BRIEF:
Could you update the baseball recap by rewriting everything from "In other news" down to "teams as well." with "double header" replaced by "doubleheader"?

TEXT PASSAGE:
The moment he had a lead, Gutierrez sawed off the Falcons in the fourth and fifth, but both Good and Fowlkes hit singles in the sixth inning. Gutierrez was at 104 pitches when he faced Terry Kopp with one out, who smacked the first pitch he got into Stalker’s glove to start a 6-4-3 double play stress-reliever, and that was also the last pitch for Gutierrez in the game. Top 7th, Cory Dew again got stuck, although Tim Stalker also had a hand in a jam with runners on the corners. He threw away Cory Roland’s grounder for a 2-base error, and Joseph McClenon also reached base. Brotman came on with two outs to face Jose Avila, pinch-hitting for Anderson, allowed an RBI single (unearned), and only ended the inning with a K to Good. The Raccoons were still up 4-1, despite being completely invisible in the middle innings. Vince D walked Czachor to begin the eighth before Newman handled Fowlkes’ fly for the first out. Czachor went in a full count to Kopp, who swung through strike three and Delgado threw out Czachor to end the inning. While the Coons’ offense managed to sleepwalk themselves through their last four batting innings, Brett Lillis held the lead together in the ninth, retiring Casillas, Roland, and LeMoine in order to grab the weekend series, the season series, and a winning week for the Critters. 4-1 Furballs. Spencer 2-4; Nunley 2-4, 2B, 2 RBI; Gutierrez 6.0 IP, 6 H, 0 R, 0 BB, 7 K, W (6-7) and 1-2, RBI;

In other news

July 25 – Nashville’s John Muller (.356, 4 HR, 17 RBI) elevates himself to a 20-game winning streak and loses it, all in a day, in the Blue Sox’ double header with the Warriors, which ends in a split overall for the teams as well.

MATERIAL SUPPLIED:

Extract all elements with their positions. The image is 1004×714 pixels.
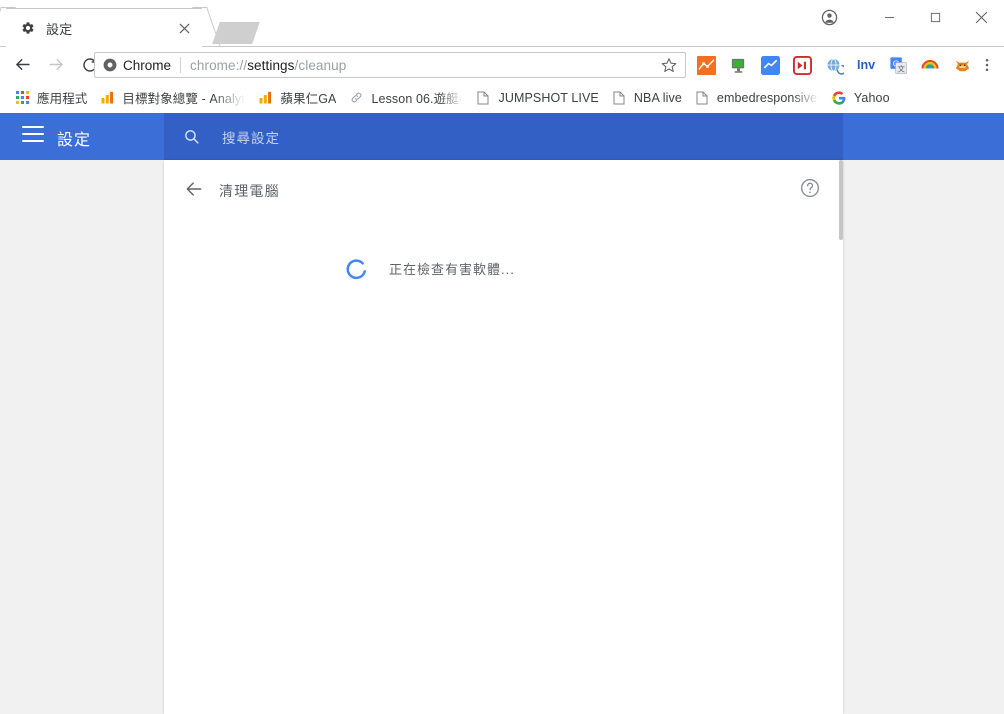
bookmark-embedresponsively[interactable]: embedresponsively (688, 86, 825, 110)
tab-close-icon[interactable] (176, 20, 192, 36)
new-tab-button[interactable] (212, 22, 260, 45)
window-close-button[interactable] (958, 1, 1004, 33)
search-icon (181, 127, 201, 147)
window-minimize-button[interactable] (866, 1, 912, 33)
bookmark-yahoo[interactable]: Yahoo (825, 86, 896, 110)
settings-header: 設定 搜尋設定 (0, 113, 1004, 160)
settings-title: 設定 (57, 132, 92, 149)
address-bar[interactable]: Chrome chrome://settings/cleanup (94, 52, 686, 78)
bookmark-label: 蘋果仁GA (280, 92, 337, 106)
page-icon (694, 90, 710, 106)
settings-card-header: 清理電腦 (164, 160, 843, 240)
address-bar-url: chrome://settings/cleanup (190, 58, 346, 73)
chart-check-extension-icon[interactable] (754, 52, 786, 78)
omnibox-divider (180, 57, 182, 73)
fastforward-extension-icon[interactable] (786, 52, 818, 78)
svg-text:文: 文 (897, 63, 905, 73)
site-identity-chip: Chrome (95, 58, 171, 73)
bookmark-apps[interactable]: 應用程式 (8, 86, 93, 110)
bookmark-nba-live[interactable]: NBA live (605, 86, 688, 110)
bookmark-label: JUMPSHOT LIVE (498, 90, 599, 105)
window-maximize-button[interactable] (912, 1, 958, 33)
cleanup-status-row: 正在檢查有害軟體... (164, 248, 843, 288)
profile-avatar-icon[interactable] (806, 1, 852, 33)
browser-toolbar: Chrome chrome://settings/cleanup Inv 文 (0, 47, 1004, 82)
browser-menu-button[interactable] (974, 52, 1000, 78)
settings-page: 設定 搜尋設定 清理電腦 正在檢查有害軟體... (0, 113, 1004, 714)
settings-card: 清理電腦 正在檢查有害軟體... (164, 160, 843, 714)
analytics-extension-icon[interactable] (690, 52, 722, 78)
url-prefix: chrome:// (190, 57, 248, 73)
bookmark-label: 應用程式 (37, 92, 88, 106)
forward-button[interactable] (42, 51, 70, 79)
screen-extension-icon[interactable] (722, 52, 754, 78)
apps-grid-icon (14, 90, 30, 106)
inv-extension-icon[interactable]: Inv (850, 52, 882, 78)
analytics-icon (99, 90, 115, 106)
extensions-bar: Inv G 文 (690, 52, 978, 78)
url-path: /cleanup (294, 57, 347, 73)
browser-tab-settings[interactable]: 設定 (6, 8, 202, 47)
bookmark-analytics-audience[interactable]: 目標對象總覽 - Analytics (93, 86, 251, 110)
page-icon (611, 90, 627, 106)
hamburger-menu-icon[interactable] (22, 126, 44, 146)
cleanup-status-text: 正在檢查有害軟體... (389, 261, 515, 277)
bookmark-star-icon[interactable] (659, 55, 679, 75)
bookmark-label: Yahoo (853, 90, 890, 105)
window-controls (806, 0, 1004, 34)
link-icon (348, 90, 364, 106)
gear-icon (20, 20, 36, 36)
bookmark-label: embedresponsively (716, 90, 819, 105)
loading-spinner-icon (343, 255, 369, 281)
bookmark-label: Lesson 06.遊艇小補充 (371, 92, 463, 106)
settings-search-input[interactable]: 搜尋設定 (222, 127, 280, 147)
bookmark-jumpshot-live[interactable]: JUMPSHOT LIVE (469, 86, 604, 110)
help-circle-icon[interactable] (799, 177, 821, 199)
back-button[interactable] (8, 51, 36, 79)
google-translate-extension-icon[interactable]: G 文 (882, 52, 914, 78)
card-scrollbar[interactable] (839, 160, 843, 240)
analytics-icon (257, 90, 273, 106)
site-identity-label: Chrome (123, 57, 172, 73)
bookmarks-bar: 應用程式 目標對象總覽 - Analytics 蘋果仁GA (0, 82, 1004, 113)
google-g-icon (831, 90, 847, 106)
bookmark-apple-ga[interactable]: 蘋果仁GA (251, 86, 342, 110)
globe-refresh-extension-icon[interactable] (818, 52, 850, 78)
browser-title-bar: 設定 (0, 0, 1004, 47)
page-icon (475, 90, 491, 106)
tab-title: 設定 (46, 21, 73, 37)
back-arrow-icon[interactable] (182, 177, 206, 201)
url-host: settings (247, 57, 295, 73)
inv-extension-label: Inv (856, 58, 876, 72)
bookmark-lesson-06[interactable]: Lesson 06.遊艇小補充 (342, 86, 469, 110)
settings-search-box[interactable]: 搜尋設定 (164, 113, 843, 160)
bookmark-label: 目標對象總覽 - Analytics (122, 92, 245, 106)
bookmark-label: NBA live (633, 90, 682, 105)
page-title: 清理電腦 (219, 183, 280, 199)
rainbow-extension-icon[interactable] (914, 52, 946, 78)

ANSWER FOR THIS EXERCISE:
In other news

July 25 – Nashville’s John Muller (.356, 4 HR, 17 RBI) elevates himself to a 20-game winning streak and loses it, all in a day, in the Blue Sox’ doubleheader with the Warriors, which ends in a split overall for the teams as well.